**Objective**
Return the records, each one exactly as written.

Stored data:

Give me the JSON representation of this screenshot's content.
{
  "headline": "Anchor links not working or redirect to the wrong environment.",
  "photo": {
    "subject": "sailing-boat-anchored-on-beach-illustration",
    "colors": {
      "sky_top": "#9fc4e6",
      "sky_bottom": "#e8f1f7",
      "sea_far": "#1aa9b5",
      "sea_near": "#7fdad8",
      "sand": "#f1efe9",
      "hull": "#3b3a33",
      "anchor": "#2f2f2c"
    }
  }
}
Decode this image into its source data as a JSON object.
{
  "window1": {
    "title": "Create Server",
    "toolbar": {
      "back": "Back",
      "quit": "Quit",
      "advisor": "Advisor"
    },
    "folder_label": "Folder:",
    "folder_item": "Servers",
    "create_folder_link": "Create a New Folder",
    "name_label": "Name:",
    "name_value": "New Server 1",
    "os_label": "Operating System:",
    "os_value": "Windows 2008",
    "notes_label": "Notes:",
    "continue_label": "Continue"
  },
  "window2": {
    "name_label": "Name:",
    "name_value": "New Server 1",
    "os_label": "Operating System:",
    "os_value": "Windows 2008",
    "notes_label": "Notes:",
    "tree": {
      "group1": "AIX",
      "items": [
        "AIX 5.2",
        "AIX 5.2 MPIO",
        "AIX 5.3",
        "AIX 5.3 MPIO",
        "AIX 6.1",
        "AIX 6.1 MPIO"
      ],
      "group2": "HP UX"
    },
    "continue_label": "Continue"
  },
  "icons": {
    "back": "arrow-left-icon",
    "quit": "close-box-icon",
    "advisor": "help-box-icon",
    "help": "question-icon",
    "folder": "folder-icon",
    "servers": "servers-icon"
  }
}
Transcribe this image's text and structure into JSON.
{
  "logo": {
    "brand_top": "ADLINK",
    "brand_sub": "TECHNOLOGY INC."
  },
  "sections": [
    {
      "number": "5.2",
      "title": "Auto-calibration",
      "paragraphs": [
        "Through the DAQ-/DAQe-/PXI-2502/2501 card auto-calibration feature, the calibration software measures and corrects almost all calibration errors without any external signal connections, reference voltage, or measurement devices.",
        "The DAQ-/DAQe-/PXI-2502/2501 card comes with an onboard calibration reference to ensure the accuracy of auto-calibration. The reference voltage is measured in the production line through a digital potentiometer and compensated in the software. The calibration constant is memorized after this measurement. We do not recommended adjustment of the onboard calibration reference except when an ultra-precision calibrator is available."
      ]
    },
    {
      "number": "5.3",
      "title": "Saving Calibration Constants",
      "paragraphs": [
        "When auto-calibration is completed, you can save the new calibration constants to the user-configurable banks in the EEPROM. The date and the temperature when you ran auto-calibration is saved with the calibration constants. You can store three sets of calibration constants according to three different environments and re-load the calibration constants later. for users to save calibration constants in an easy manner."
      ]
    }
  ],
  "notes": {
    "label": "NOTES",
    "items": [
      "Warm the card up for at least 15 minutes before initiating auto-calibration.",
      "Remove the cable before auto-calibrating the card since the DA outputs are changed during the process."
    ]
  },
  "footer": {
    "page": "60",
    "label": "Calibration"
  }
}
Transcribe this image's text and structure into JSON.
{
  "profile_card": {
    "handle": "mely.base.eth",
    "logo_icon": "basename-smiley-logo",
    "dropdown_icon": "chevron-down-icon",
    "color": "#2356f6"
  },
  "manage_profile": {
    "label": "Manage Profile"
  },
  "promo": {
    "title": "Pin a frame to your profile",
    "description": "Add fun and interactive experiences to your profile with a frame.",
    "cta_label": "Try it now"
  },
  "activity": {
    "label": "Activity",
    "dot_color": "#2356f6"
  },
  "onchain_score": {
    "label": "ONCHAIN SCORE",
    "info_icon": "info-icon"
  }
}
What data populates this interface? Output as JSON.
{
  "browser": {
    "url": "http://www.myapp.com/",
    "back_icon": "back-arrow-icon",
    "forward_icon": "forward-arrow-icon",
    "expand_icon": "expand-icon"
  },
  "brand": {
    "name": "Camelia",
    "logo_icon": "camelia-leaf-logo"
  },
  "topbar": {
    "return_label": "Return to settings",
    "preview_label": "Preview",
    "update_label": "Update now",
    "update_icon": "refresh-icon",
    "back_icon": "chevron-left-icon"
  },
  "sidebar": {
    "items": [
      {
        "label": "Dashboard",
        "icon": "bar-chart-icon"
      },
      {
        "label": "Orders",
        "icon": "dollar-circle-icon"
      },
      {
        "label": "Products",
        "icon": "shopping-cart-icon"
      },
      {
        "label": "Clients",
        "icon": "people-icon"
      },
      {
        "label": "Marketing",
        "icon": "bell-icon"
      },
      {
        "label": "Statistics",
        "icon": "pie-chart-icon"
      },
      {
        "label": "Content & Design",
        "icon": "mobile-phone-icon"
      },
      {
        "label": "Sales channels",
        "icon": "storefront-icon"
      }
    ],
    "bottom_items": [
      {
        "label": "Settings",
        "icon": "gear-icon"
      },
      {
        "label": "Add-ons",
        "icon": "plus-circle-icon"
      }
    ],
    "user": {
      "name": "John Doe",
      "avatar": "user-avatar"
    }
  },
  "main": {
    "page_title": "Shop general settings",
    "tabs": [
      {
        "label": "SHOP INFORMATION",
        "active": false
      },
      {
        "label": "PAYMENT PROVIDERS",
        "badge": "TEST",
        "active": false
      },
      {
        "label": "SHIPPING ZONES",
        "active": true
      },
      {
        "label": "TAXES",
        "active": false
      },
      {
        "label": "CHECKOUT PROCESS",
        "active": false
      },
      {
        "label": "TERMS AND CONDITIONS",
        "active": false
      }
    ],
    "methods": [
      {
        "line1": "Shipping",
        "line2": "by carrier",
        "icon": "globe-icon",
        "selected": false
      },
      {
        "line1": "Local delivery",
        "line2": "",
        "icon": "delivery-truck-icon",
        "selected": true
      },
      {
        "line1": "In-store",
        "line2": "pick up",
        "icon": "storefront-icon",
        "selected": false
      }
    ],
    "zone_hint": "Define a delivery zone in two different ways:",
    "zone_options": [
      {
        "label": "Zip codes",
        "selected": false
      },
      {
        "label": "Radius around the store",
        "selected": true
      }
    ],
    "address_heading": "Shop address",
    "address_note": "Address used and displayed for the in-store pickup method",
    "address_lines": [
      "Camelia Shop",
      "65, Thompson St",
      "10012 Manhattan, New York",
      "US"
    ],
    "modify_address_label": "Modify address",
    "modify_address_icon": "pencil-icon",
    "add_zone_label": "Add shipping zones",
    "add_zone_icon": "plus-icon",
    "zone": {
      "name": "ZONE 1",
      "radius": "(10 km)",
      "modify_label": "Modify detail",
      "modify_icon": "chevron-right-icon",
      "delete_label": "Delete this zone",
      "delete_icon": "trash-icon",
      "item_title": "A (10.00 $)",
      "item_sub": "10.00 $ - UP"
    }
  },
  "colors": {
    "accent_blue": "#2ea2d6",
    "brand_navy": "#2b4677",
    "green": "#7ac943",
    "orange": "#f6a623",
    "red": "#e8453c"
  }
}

**Full response**
Give me the JSON representation of this screenshot's content.
{
  "headline": "Anchor links not working or redirect to the wrong environment.",
  "photo": {
    "subject": "sailing-boat-anchored-on-beach-illustration",
    "colors": {
      "sky_top": "#9fc4e6",
      "sky_bottom": "#e8f1f7",
      "sea_far": "#1aa9b5",
      "sea_near": "#7fdad8",
      "sand": "#f1efe9",
      "hull": "#3b3a33",
      "anchor": "#2f2f2c"
    }
  }
}
Decode this image into its source data as a JSON object.
{
  "window1": {
    "title": "Create Server",
    "toolbar": {
      "back": "Back",
      "quit": "Quit",
      "advisor": "Advisor"
    },
    "folder_label": "Folder:",
    "folder_item": "Servers",
    "create_folder_link": "Create a New Folder",
    "name_label": "Name:",
    "name_value": "New Server 1",
    "os_label": "Operating System:",
    "os_value": "Windows 2008",
    "notes_label": "Notes:",
    "continue_label": "Continue"
  },
  "window2": {
    "name_label": "Name:",
    "name_value": "New Server 1",
    "os_label": "Operating System:",
    "os_value": "Windows 2008",
    "notes_label": "Notes:",
    "tree": {
      "group1": "AIX",
      "items": [
        "AIX 5.2",
        "AIX 5.2 MPIO",
        "AIX 5.3",
        "AIX 5.3 MPIO",
        "AIX 6.1",
        "AIX 6.1 MPIO"
      ],
      "group2": "HP UX"
    },
    "continue_label": "Continue"
  },
  "icons": {
    "back": "arrow-left-icon",
    "quit": "close-box-icon",
    "advisor": "help-box-icon",
    "help": "question-icon",
    "folder": "folder-icon",
    "servers": "servers-icon"
  }
}
Transcribe this image's text and structure into JSON.
{
  "logo": {
    "brand_top": "ADLINK",
    "brand_sub": "TECHNOLOGY INC."
  },
  "sections": [
    {
      "number": "5.2",
      "title": "Auto-calibration",
      "paragraphs": [
        "Through the DAQ-/DAQe-/PXI-2502/2501 card auto-calibration feature, the calibration software measures and corrects almost all calibration errors without any external signal connections, reference voltage, or measurement devices.",
        "The DAQ-/DAQe-/PXI-2502/2501 card comes with an onboard calibration reference to ensure the accuracy of auto-calibration. The reference voltage is measured in the production line through a digital potentiometer and compensated in the software. The calibration constant is memorized after this measurement. We do not recommended adjustment of the onboard calibration reference except when an ultra-precision calibrator is available."
      ]
    },
    {
      "number": "5.3",
      "title": "Saving Calibration Constants",
      "paragraphs": [
        "When auto-calibration is completed, you can save the new calibration constants to the user-configurable banks in the EEPROM. The date and the temperature when you ran auto-calibration is saved with the calibration constants. You can store three sets of calibration constants according to three different environments and re-load the calibration constants later. for users to save calibration constants in an easy manner."
      ]
    }
  ],
  "notes": {
    "label": "NOTES",
    "items": [
      "Warm the card up for at least 15 minutes before initiating auto-calibration.",
      "Remove the cable before auto-calibrating the card since the DA outputs are changed during the process."
    ]
  },
  "footer": {
    "page": "60",
    "label": "Calibration"
  }
}
Transcribe this image's text and structure into JSON.
{
  "profile_card": {
    "handle": "mely.base.eth",
    "logo_icon": "basename-smiley-logo",
    "dropdown_icon": "chevron-down-icon",
    "color": "#2356f6"
  },
  "manage_profile": {
    "label": "Manage Profile"
  },
  "promo": {
    "title": "Pin a frame to your profile",
    "description": "Add fun and interactive experiences to your profile with a frame.",
    "cta_label": "Try it now"
  },
  "activity": {
    "label": "Activity",
    "dot_color": "#2356f6"
  },
  "onchain_score": {
    "label": "ONCHAIN SCORE",
    "info_icon": "info-icon"
  }
}
What data populates this interface? Output as JSON.
{
  "browser": {
    "url": "http://www.myapp.com/",
    "back_icon": "back-arrow-icon",
    "forward_icon": "forward-arrow-icon",
    "expand_icon": "expand-icon"
  },
  "brand": {
    "name": "Camelia",
    "logo_icon": "camelia-leaf-logo"
  },
  "topbar": {
    "return_label": "Return to settings",
    "preview_label": "Preview",
    "update_label": "Update now",
    "update_icon": "refresh-icon",
    "back_icon": "chevron-left-icon"
  },
  "sidebar": {
    "items": [
      {
        "label": "Dashboard",
        "icon": "bar-chart-icon"
      },
      {
        "label": "Orders",
        "icon": "dollar-circle-icon"
      },
      {
        "label": "Products",
        "icon": "shopping-cart-icon"
      },
      {
        "label": "Clients",
        "icon": "people-icon"
      },
      {
        "label": "Marketing",
        "icon": "bell-icon"
      },
      {
        "label": "Statistics",
        "icon": "pie-chart-icon"
      },
      {
        "label": "Content & Design",
        "icon": "mobile-phone-icon"
      },
      {
        "label": "Sales channels",
        "icon": "storefront-icon"
      }
    ],
    "bottom_items": [
      {
        "label": "Settings",
        "icon": "gear-icon"
      },
      {
        "label": "Add-ons",
        "icon": "plus-circle-icon"
      }
    ],
    "user": {
      "name": "John Doe",
      "avatar": "user-avatar"
    }
  },
  "main": {
    "page_title": "Shop general settings",
    "tabs": [
      {
        "label": "SHOP INFORMATION",
        "active": false
      },
      {
        "label": "PAYMENT PROVIDERS",
        "badge": "TEST",
        "active": false
      },
      {
        "label": "SHIPPING ZONES",
        "active": true
      },
      {
        "label": "TAXES",
        "active": false
      },
      {
        "label": "CHECKOUT PROCESS",
        "active": false
      },
      {
        "label": "TERMS AND CONDITIONS",
        "active": false
      }
    ],
    "methods": [
      {
        "line1": "Shipping",
        "line2": "by carrier",
        "icon": "globe-icon",
        "selected": false
      },
      {
        "line1": "Local delivery",
        "line2": "",
        "icon": "delivery-truck-icon",
        "selected": true
      },
      {
        "line1": "In-store",
        "line2": "pick up",
        "icon": "storefront-icon",
        "selected": false
      }
    ],
    "zone_hint": "Define a delivery zone in two different ways:",
    "zone_options": [
      {
        "label": "Zip codes",
        "selected": false
      },
      {
        "label": "Radius around the store",
        "selected": true
      }
    ],
    "address_heading": "Shop address",
    "address_note": "Address used and displayed for the in-store pickup method",
    "address_lines": [
      "Camelia Shop",
      "65, Thompson St",
      "10012 Manhattan, New York",
      "US"
    ],
    "modify_address_label": "Modify address",
    "modify_address_icon": "pencil-icon",
    "add_zone_label": "Add shipping zones",
    "add_zone_icon": "plus-icon",
    "zone": {
      "name": "ZONE 1",
      "radius": "(10 km)",
      "modify_label": "Modify detail",
      "modify_icon": "chevron-right-icon",
      "delete_label": "Delete this zone",
      "delete_icon": "trash-icon",
      "item_title": "A (10.00 $)",
      "item_sub": "10.00 $ - UP"
    }
  },
  "colors": {
    "accent_blue": "#2ea2d6",
    "brand_navy": "#2b4677",
    "green": "#7ac943",
    "orange": "#f6a623",
    "red": "#e8453c"
  }
}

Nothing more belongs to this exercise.